- [DIRECTION]:
Look through the lines below and extract each one that contains "Lady".

- [DATA PROVIDED]:

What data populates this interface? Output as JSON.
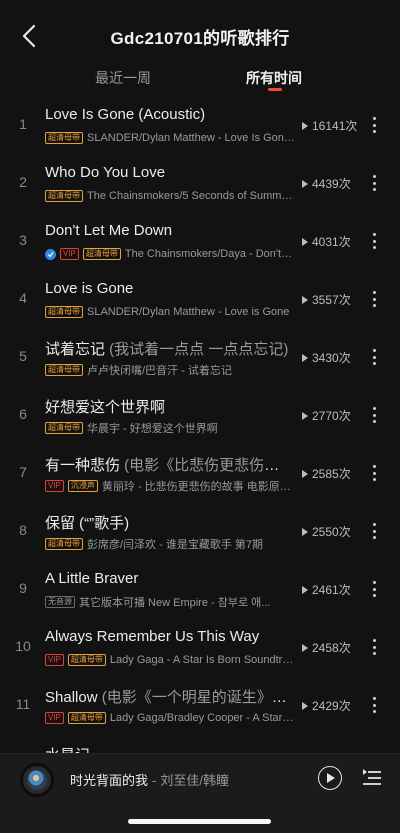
{
  "header": {
    "title": "Gdc210701的听歌排行"
  },
  "tabs": [
    {
      "label": "最近一周",
      "active": false
    },
    {
      "label": "所有时间",
      "active": true
    }
  ],
  "accent_color": "#ef4a3c",
  "songs": [
    {
      "rank": "1",
      "title": "Love Is Gone (Acoustic)",
      "subtitle": "",
      "tags": [
        {
          "label": "超清母带",
          "color": "orange"
        }
      ],
      "verified": false,
      "artist": "SLANDER/Dylan Matthew - Love Is Gone (Acoustic)",
      "plays": "16141次"
    },
    {
      "rank": "2",
      "title": "Who Do You Love",
      "subtitle": "",
      "tags": [
        {
          "label": "超清母带",
          "color": "orange"
        }
      ],
      "verified": false,
      "artist": "The Chainsmokers/5 Seconds of Summer - Who Do You Love",
      "plays": "4439次"
    },
    {
      "rank": "3",
      "title": "Don't Let Me Down",
      "subtitle": "",
      "tags": [
        {
          "label": "VIP",
          "color": "red"
        },
        {
          "label": "超清母带",
          "color": "orange"
        }
      ],
      "verified": true,
      "artist": "The Chainsmokers/Daya - Don't Let Me Down",
      "plays": "4031次"
    },
    {
      "rank": "4",
      "title": "Love is Gone",
      "subtitle": "",
      "tags": [
        {
          "label": "超清母带",
          "color": "orange"
        }
      ],
      "verified": false,
      "artist": "SLANDER/Dylan Matthew - Love is Gone",
      "plays": "3557次"
    },
    {
      "rank": "5",
      "title": "试着忘记",
      "subtitle": " (我试着一点点 一点点忘记)",
      "tags": [
        {
          "label": "超清母带",
          "color": "orange"
        }
      ],
      "verified": false,
      "artist": "卢卢快闭嘴/巴音汗 - 试着忘记",
      "plays": "3430次"
    },
    {
      "rank": "6",
      "title": "好想爱这个世界啊",
      "subtitle": "",
      "tags": [
        {
          "label": "超清母带",
          "color": "orange"
        }
      ],
      "verified": false,
      "artist": "华晨宇 - 好想爱这个世界啊",
      "plays": "2770次"
    },
    {
      "rank": "7",
      "title": "有一种悲伤",
      "subtitle": " (电影《比悲伤更悲伤的故事》主题曲)",
      "tags": [
        {
          "label": "VIP",
          "color": "red"
        },
        {
          "label": "沉浸声",
          "color": "orange"
        }
      ],
      "verified": false,
      "artist": "黄丽玲 - 比悲伤更悲伤的故事 电影原声带",
      "plays": "2585次"
    },
    {
      "rank": "8",
      "title": "保留 (“”歌手)",
      "subtitle": "",
      "tags": [
        {
          "label": "超清母带",
          "color": "orange"
        }
      ],
      "verified": false,
      "artist": "彭席彦/闫泽欢 - 谁是宝藏歌手 第7期",
      "plays": "2550次"
    },
    {
      "rank": "9",
      "title": "A Little Braver",
      "subtitle": "",
      "tags": [
        {
          "label": "无音源",
          "color": "gray"
        }
      ],
      "verified": false,
      "artist": "其它版本可播   New Empire - 참부로 애...",
      "plays": "2461次"
    },
    {
      "rank": "10",
      "title": "Always Remember Us This Way",
      "subtitle": "",
      "tags": [
        {
          "label": "VIP",
          "color": "red"
        },
        {
          "label": "超清母带",
          "color": "orange"
        }
      ],
      "verified": false,
      "artist": "Lady Gaga - A Star Is Born Soundtrack",
      "plays": "2458次"
    },
    {
      "rank": "11",
      "title": "Shallow",
      "subtitle": " (电影《一个明星的诞生》主题曲)",
      "tags": [
        {
          "label": "VIP",
          "color": "red"
        },
        {
          "label": "超清母带",
          "color": "orange"
        }
      ],
      "verified": false,
      "artist": "Lady Gaga/Bradley Cooper - A Star Is Born",
      "plays": "2429次"
    },
    {
      "rank": "12",
      "title": "水星记",
      "subtitle": "",
      "tags": [],
      "verified": false,
      "artist": "",
      "plays": ""
    }
  ],
  "player": {
    "song": "时光背面的我",
    "separator": "-",
    "artist": "刘至佳/韩瞳"
  }
}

- [THE ANSWER]:
      "artist": "Lady Gaga - A Star Is Born Soundtrack",
      "artist": "Lady Gaga/Bradley Cooper - A Star Is Born",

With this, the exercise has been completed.